Stored records:
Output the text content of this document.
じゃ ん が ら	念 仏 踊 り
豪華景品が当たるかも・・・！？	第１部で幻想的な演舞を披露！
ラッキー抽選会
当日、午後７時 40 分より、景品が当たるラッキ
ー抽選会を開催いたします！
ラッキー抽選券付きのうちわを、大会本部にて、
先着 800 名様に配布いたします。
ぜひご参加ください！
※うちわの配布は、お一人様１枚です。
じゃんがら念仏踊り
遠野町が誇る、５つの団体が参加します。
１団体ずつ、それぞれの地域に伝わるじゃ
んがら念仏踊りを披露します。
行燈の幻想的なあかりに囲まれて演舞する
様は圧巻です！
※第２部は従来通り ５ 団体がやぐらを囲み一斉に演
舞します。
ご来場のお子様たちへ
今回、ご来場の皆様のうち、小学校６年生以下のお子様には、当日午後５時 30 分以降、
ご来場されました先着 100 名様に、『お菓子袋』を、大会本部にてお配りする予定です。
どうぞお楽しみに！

[Exercise task]
Extract all of the data above without altering anything.

[Output below]
Output the text content of this document.
じゃ ん が ら	念 仏 踊 り
豪華景品が当たるかも・・・！？	第１部で幻想的な演舞を披露！
ラッキー抽選会
当日、午後７時 40 分より、景品が当たるラッキ
ー抽選会を開催いたします！
ラッキー抽選券付きのうちわを、大会本部にて、
先着 800 名様に配布いたします。
ぜひご参加ください！
※うちわの配布は、お一人様１枚です。
じゃんがら念仏踊り
遠野町が誇る、５つの団体が参加します。
１団体ずつ、それぞれの地域に伝わるじゃ
んがら念仏踊りを披露します。
行燈の幻想的なあかりに囲まれて演舞する
様は圧巻です！
※第２部は従来通り ５ 団体がやぐらを囲み一斉に演
舞します。
ご来場のお子様たちへ
今回、ご来場の皆様のうち、小学校６年生以下のお子様には、当日午後５時 30 分以降、
ご来場されました先着 100 名様に、『お菓子袋』を、大会本部にてお配りする予定です。
どうぞお楽しみに！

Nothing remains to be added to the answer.